Entries:
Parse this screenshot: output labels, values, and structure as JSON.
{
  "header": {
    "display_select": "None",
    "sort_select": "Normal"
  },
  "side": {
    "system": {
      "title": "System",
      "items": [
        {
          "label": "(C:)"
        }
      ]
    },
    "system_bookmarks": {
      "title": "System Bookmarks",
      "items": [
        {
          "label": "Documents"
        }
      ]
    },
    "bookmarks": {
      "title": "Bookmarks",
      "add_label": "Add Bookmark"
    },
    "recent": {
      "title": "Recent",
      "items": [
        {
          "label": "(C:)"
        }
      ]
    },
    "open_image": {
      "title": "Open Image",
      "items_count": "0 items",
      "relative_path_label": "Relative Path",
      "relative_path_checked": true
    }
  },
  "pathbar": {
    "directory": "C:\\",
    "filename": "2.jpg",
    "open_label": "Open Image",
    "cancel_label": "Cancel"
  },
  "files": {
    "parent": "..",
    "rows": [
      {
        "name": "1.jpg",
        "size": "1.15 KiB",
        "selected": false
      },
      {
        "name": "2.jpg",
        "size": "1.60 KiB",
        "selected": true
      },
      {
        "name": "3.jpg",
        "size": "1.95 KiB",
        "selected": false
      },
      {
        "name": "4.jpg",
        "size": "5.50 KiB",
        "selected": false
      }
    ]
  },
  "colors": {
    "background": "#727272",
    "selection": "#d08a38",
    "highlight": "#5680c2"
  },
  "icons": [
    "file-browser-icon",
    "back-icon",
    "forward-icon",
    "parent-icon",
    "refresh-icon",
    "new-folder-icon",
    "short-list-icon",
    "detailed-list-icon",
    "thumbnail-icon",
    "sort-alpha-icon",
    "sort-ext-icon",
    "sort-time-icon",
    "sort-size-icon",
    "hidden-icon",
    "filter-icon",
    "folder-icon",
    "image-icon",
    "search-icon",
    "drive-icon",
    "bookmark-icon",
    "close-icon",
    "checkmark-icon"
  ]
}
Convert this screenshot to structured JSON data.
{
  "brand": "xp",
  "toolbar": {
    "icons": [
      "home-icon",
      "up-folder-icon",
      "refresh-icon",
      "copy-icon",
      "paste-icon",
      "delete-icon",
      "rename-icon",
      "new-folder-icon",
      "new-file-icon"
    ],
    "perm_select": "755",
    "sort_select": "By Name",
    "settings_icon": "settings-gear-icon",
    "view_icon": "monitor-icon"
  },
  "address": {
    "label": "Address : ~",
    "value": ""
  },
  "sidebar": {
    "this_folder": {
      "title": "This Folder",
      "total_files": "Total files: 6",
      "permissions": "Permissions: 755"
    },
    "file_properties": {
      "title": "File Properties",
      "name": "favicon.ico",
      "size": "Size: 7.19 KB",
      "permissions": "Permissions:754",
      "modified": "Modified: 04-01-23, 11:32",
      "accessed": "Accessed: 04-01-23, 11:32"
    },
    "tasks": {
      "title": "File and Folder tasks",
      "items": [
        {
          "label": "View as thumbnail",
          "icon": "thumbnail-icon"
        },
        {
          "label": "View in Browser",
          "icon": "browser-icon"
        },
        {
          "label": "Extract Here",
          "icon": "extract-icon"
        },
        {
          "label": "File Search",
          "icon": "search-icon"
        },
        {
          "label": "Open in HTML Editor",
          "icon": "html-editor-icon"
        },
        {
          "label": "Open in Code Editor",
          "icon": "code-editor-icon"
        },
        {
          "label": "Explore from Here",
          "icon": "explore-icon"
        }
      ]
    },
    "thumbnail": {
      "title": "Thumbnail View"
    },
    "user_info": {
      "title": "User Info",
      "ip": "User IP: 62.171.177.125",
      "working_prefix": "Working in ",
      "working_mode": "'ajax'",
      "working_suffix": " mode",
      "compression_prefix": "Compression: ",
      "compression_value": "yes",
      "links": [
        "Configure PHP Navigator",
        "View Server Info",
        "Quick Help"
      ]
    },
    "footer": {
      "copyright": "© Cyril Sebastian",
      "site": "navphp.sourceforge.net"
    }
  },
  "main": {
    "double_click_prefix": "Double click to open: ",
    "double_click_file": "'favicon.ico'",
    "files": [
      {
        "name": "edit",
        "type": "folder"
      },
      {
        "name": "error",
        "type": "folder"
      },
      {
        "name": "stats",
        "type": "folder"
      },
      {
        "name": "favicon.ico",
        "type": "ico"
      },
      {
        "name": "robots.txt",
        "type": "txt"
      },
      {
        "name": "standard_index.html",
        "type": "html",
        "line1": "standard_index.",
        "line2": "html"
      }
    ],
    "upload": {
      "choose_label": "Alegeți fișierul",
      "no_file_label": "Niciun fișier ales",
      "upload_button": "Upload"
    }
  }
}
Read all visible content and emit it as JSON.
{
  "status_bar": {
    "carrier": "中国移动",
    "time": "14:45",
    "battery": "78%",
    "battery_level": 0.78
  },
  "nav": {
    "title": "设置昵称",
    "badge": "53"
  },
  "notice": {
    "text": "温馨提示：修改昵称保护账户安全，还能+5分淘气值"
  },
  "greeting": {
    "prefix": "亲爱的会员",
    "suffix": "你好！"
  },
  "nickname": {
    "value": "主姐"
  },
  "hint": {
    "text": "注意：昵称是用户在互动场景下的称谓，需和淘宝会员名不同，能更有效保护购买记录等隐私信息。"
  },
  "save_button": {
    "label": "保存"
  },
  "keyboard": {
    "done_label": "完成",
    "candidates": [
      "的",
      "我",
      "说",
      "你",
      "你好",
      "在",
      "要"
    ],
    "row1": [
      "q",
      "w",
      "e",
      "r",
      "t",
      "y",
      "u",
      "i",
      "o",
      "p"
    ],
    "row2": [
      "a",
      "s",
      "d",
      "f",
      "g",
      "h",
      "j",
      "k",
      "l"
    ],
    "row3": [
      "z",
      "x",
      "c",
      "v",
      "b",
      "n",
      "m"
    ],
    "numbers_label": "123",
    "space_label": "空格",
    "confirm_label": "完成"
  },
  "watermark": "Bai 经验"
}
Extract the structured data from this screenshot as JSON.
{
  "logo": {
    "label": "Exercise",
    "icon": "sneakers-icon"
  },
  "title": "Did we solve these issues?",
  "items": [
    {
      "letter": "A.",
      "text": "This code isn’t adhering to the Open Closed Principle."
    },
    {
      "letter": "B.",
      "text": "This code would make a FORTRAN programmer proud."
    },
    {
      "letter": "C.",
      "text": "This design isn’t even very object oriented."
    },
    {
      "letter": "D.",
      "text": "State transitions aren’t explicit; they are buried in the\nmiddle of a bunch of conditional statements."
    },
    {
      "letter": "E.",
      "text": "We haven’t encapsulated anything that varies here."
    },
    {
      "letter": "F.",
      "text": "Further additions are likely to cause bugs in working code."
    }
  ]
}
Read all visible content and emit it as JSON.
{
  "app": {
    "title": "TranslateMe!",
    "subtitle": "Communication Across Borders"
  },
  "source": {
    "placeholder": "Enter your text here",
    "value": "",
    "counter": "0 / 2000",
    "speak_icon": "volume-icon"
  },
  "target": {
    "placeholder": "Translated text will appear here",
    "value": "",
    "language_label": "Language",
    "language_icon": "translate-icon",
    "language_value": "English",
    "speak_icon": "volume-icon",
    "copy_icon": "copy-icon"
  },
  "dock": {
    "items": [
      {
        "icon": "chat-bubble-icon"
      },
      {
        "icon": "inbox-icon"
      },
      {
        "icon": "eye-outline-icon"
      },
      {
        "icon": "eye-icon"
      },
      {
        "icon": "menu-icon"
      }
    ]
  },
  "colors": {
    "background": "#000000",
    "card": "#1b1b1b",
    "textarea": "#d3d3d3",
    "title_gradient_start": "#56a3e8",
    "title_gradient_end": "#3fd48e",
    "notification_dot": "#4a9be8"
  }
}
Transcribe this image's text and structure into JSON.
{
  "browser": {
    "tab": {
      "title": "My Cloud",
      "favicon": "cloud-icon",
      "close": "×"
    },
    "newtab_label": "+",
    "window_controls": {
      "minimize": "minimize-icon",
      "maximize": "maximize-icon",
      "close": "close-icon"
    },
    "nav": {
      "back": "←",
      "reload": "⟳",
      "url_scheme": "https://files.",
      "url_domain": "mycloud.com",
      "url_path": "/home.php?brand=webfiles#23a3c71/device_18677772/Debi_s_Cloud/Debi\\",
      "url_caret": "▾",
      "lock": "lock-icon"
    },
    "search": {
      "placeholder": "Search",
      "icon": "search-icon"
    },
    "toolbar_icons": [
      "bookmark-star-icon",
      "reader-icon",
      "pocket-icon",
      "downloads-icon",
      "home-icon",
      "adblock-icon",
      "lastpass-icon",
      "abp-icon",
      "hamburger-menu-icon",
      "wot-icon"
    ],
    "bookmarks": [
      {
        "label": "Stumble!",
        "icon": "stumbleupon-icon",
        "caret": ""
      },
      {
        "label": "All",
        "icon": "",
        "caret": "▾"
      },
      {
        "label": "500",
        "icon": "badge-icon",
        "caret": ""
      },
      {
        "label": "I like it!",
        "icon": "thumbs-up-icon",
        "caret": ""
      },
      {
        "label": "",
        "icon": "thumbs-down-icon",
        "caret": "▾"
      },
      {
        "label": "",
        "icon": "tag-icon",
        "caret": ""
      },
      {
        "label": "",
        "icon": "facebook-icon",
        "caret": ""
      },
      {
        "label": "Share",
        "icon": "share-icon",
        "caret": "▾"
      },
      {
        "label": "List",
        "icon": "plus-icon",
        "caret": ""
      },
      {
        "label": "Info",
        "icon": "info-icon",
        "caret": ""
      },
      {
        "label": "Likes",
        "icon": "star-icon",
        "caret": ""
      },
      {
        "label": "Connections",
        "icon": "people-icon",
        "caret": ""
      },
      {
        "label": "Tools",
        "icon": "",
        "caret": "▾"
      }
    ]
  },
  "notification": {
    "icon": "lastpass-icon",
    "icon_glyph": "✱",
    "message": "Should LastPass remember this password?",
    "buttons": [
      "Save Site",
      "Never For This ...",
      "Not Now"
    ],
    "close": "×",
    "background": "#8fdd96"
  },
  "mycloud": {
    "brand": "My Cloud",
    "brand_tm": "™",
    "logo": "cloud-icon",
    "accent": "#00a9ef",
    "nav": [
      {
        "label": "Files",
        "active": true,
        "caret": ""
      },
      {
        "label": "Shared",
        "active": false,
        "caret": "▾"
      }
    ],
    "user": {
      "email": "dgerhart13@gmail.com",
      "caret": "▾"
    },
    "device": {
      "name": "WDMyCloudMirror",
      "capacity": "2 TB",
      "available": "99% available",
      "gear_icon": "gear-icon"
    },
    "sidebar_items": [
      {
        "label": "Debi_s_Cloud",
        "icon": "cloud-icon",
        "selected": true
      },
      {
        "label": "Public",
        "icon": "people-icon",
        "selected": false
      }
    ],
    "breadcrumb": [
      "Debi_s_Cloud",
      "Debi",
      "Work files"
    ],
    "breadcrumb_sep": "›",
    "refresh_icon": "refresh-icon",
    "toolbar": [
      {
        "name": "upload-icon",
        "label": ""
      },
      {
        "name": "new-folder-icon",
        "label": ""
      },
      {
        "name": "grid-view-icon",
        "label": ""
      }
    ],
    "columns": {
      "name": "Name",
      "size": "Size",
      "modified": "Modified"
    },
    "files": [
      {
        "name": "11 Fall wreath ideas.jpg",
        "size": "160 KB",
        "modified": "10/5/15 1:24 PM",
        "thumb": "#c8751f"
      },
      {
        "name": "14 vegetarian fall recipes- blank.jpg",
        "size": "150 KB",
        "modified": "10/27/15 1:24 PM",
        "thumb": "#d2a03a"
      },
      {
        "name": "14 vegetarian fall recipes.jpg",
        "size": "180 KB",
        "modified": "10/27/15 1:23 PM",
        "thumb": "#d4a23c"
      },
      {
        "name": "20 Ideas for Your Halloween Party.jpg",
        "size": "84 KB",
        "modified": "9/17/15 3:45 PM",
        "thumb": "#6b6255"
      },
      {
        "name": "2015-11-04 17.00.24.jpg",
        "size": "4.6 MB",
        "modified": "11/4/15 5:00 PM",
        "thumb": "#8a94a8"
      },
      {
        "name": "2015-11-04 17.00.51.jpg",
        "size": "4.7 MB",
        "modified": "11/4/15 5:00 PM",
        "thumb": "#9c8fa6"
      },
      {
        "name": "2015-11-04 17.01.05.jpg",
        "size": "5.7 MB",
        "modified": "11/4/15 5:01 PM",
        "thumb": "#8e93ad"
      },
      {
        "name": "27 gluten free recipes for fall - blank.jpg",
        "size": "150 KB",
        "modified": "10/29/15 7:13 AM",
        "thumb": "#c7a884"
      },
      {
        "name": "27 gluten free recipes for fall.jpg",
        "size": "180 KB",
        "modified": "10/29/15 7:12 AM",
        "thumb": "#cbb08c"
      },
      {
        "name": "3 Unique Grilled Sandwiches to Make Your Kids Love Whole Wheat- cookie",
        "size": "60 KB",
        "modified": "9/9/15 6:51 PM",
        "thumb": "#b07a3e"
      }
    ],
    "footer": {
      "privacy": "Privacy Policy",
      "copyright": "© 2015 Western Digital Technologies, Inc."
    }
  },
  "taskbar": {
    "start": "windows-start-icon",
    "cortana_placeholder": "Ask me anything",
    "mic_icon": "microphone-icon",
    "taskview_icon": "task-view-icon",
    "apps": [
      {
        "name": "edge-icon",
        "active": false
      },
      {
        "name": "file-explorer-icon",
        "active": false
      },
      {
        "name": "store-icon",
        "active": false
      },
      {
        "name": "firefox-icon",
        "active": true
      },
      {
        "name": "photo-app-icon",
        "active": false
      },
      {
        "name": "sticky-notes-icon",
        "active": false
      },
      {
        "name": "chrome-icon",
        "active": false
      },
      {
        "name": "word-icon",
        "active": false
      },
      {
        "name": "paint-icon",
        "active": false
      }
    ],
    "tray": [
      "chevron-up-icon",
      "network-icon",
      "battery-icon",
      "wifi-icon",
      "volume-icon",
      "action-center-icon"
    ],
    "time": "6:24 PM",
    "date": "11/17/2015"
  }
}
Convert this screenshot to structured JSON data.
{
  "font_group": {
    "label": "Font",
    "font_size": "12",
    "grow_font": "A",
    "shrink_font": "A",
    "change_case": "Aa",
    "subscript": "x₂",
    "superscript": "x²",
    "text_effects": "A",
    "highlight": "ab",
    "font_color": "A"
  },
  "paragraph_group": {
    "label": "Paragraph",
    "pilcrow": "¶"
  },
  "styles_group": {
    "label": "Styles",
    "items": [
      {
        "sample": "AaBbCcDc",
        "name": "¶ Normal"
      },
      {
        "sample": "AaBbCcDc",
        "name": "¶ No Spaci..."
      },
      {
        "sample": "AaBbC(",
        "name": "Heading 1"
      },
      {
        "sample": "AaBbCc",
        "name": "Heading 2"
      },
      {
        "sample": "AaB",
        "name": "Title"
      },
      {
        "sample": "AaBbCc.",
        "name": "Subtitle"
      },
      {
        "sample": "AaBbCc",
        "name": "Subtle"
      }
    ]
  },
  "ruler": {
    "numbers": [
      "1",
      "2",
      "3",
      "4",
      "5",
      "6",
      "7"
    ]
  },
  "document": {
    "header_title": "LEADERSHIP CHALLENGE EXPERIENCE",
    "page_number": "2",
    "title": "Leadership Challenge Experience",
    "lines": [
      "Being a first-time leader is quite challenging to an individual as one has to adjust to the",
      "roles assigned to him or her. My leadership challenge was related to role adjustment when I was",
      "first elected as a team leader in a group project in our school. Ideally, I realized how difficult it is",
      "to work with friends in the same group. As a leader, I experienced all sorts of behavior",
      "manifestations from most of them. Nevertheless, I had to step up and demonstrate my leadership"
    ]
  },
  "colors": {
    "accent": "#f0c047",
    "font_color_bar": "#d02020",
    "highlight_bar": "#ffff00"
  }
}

Work required:
List each line in the listing that contains the string "blank".

Result for this exercise:
        "name": "14 vegetarian fall recipes- blank.jpg",
        "name": "27 gluten free recipes for fall - blank.jpg",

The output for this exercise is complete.